Provided material section start

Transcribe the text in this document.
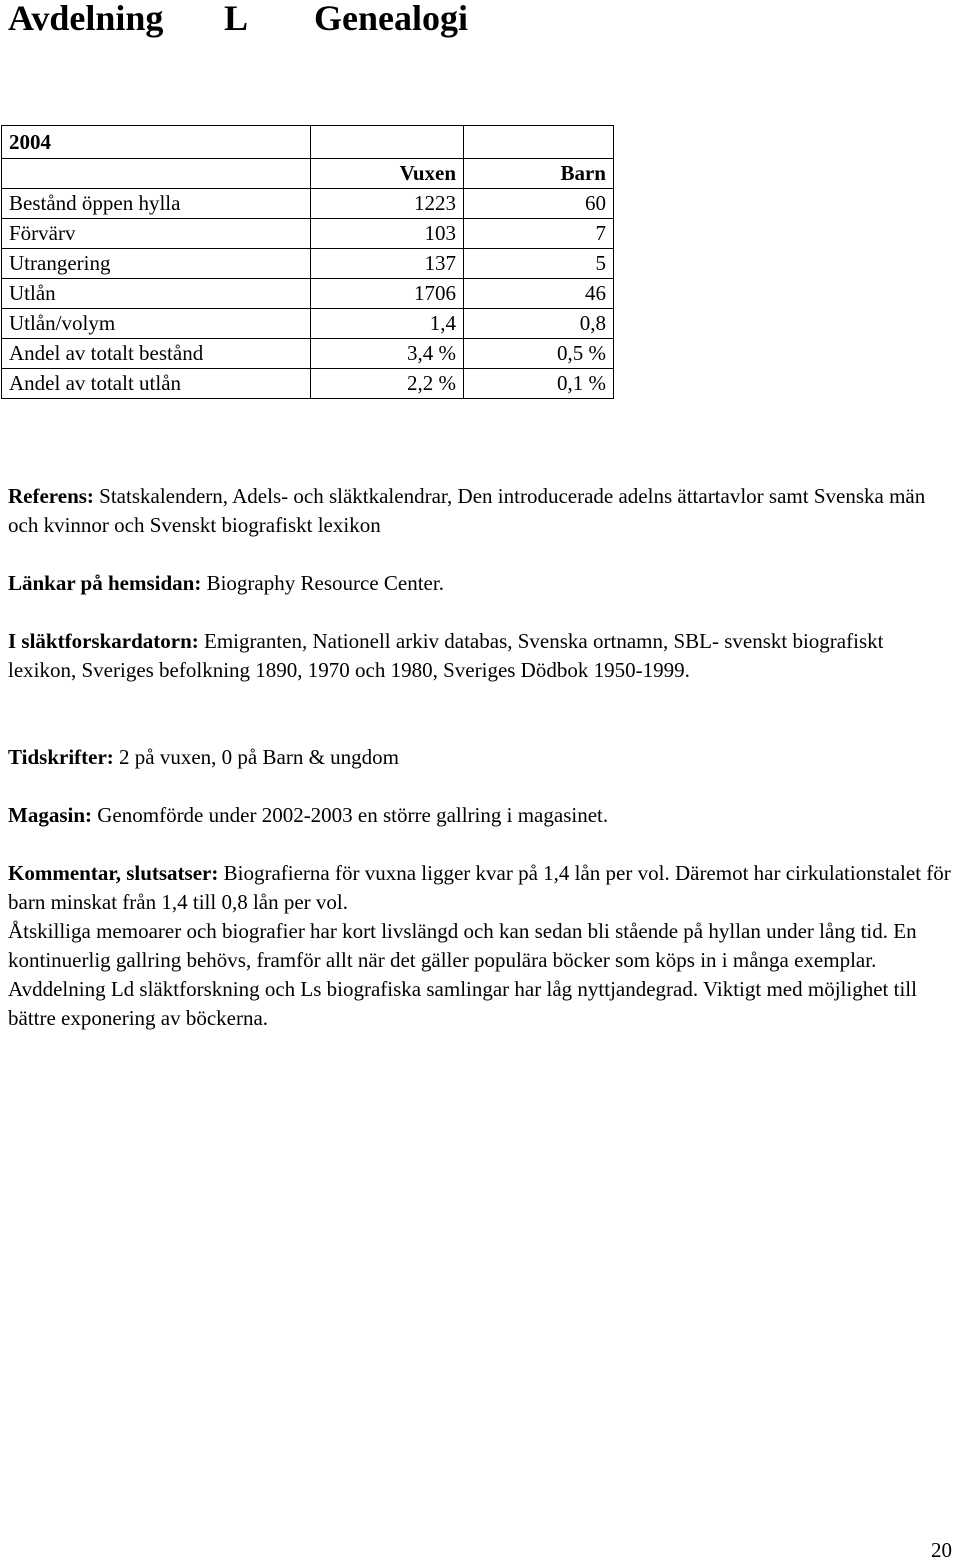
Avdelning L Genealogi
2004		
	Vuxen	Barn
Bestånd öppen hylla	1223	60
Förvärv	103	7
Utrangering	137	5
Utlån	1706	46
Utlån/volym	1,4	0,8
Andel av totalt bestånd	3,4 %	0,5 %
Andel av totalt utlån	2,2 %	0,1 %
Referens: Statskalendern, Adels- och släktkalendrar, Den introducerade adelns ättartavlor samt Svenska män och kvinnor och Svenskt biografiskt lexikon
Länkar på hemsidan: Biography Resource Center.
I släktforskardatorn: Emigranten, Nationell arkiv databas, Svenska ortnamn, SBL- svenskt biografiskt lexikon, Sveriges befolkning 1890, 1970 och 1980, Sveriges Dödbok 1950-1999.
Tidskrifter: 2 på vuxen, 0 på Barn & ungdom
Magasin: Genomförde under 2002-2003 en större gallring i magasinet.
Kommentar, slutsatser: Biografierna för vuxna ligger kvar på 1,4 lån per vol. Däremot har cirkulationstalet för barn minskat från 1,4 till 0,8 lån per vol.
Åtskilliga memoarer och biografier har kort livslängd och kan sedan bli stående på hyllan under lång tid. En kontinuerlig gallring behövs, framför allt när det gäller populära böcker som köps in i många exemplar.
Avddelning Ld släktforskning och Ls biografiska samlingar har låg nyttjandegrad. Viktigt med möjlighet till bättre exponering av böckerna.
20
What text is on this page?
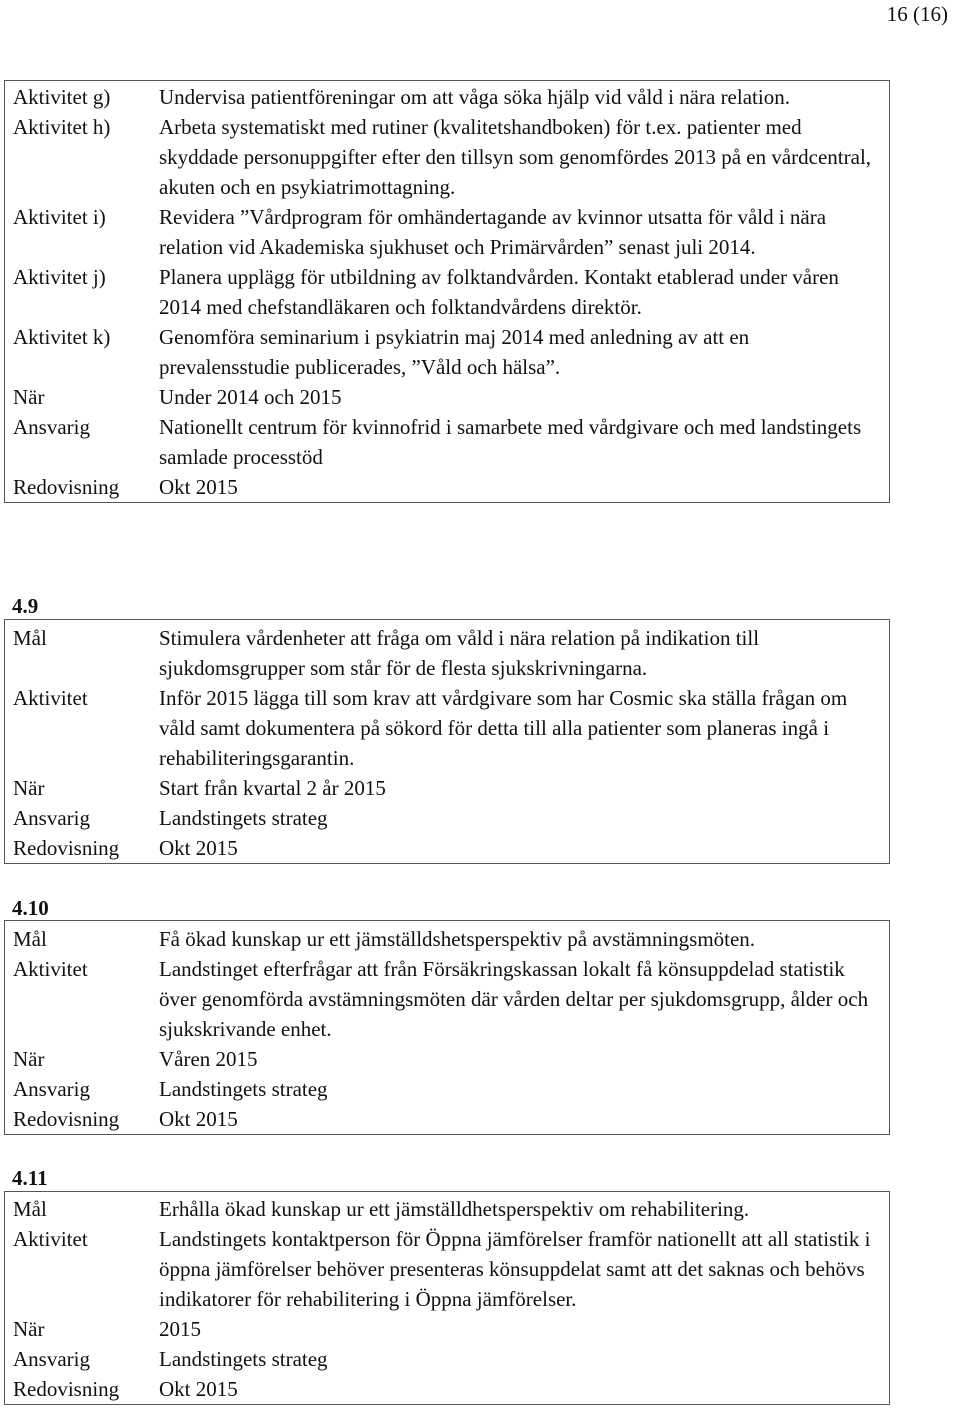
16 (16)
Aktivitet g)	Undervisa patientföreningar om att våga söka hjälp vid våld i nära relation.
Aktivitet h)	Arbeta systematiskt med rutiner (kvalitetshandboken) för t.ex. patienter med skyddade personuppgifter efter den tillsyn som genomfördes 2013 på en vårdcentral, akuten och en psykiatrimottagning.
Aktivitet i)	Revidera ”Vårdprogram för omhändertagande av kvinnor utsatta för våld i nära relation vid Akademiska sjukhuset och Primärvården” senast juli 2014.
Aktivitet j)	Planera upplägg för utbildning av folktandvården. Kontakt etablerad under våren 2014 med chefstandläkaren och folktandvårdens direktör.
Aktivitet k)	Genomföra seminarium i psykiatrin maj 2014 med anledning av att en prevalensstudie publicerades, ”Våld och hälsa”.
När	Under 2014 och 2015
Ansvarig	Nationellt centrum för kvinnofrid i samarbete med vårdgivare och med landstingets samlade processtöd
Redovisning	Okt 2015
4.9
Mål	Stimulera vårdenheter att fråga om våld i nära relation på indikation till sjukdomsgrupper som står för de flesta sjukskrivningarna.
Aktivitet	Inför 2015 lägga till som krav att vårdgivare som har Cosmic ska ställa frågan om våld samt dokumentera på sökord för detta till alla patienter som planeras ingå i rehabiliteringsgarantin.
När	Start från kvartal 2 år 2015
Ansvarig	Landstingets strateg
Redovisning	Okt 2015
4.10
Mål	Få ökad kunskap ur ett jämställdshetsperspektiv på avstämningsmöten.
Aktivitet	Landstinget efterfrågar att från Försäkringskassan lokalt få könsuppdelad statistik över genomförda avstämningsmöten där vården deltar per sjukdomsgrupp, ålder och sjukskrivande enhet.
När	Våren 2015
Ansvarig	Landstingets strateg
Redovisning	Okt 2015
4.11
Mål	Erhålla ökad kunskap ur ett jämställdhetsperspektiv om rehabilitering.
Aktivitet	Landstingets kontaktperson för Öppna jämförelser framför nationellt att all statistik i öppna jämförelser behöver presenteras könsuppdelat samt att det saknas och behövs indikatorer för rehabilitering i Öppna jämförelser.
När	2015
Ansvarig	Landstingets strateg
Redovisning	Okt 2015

Provided material section end

* [Assignment]
Make an exact copy of every record, pictures excluded.

* [Answer section]
Transcribe the text in this document.
Avdelning L Genealogi
2004		
	Vuxen	Barn
Bestånd öppen hylla	1223	60
Förvärv	103	7
Utrangering	137	5
Utlån	1706	46
Utlån/volym	1,4	0,8
Andel av totalt bestånd	3,4 %	0,5 %
Andel av totalt utlån	2,2 %	0,1 %
Referens: Statskalendern, Adels- och släktkalendrar, Den introducerade adelns ättartavlor samt Svenska män och kvinnor och Svenskt biografiskt lexikon
Länkar på hemsidan: Biography Resource Center.
I släktforskardatorn: Emigranten, Nationell arkiv databas, Svenska ortnamn, SBL- svenskt biografiskt lexikon, Sveriges befolkning 1890, 1970 och 1980, Sveriges Dödbok 1950-1999.
Tidskrifter: 2 på vuxen, 0 på Barn & ungdom
Magasin: Genomförde under 2002-2003 en större gallring i magasinet.
Kommentar, slutsatser: Biografierna för vuxna ligger kvar på 1,4 lån per vol. Däremot har cirkulationstalet för barn minskat från 1,4 till 0,8 lån per vol.
Åtskilliga memoarer och biografier har kort livslängd och kan sedan bli stående på hyllan under lång tid. En kontinuerlig gallring behövs, framför allt när det gäller populära böcker som köps in i många exemplar.
Avddelning Ld släktforskning och Ls biografiska samlingar har låg nyttjandegrad. Viktigt med möjlighet till bättre exponering av böckerna.
20
What text is on this page?
16 (16)
Aktivitet g)	Undervisa patientföreningar om att våga söka hjälp vid våld i nära relation.
Aktivitet h)	Arbeta systematiskt med rutiner (kvalitetshandboken) för t.ex. patienter med skyddade personuppgifter efter den tillsyn som genomfördes 2013 på en vårdcentral, akuten och en psykiatrimottagning.
Aktivitet i)	Revidera ”Vårdprogram för omhändertagande av kvinnor utsatta för våld i nära relation vid Akademiska sjukhuset och Primärvården” senast juli 2014.
Aktivitet j)	Planera upplägg för utbildning av folktandvården. Kontakt etablerad under våren 2014 med chefstandläkaren och folktandvårdens direktör.
Aktivitet k)	Genomföra seminarium i psykiatrin maj 2014 med anledning av att en prevalensstudie publicerades, ”Våld och hälsa”.
När	Under 2014 och 2015
Ansvarig	Nationellt centrum för kvinnofrid i samarbete med vårdgivare och med landstingets samlade processtöd
Redovisning	Okt 2015
4.9
Mål	Stimulera vårdenheter att fråga om våld i nära relation på indikation till sjukdomsgrupper som står för de flesta sjukskrivningarna.
Aktivitet	Inför 2015 lägga till som krav att vårdgivare som har Cosmic ska ställa frågan om våld samt dokumentera på sökord för detta till alla patienter som planeras ingå i rehabiliteringsgarantin.
När	Start från kvartal 2 år 2015
Ansvarig	Landstingets strateg
Redovisning	Okt 2015
4.10
Mål	Få ökad kunskap ur ett jämställdshetsperspektiv på avstämningsmöten.
Aktivitet	Landstinget efterfrågar att från Försäkringskassan lokalt få könsuppdelad statistik över genomförda avstämningsmöten där vården deltar per sjukdomsgrupp, ålder och sjukskrivande enhet.
När	Våren 2015
Ansvarig	Landstingets strateg
Redovisning	Okt 2015
4.11
Mål	Erhålla ökad kunskap ur ett jämställdhetsperspektiv om rehabilitering.
Aktivitet	Landstingets kontaktperson för Öppna jämförelser framför nationellt att all statistik i öppna jämförelser behöver presenteras könsuppdelat samt att det saknas och behövs indikatorer för rehabilitering i Öppna jämförelser.
När	2015
Ansvarig	Landstingets strateg
Redovisning	Okt 2015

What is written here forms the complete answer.